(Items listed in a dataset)
-- Begin --

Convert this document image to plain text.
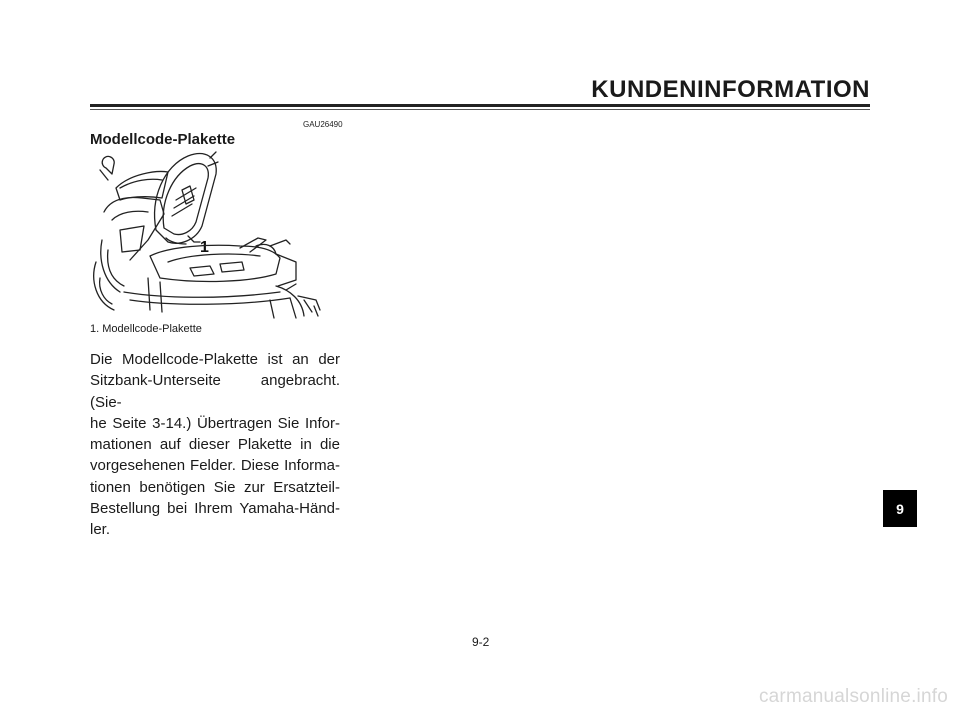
KUNDENINFORMATION
GAU26490
Modellcode-Plakette
1
1. Modellcode-Plakette
Die Modellcode-Plakette ist an der
Sitzbank-Unterseite angebracht. (Sie-
he Seite 3-14.) Übertragen Sie Infor-
mationen auf dieser Plakette in die
vorgesehenen Felder. Diese Informa-
tionen benötigen Sie zur Ersatzteil-
Bestellung bei Ihrem Yamaha-Händ-
ler.
9
9-2
carmanualsonline.info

-- End --

● Short problem
Reproduce each line word for word and drop the pictures.

● Exercise answer
Convert this document image to plain text.
KUNDENINFORMATION
GAU26490
Modellcode-Plakette
1
1. Modellcode-Plakette
Die Modellcode-Plakette ist an der
Sitzbank-Unterseite angebracht. (Sie-
he Seite 3-14.) Übertragen Sie Infor-
mationen auf dieser Plakette in die
vorgesehenen Felder. Diese Informa-
tionen benötigen Sie zur Ersatzteil-
Bestellung bei Ihrem Yamaha-Händ-
ler.
9
9-2
carmanualsonline.info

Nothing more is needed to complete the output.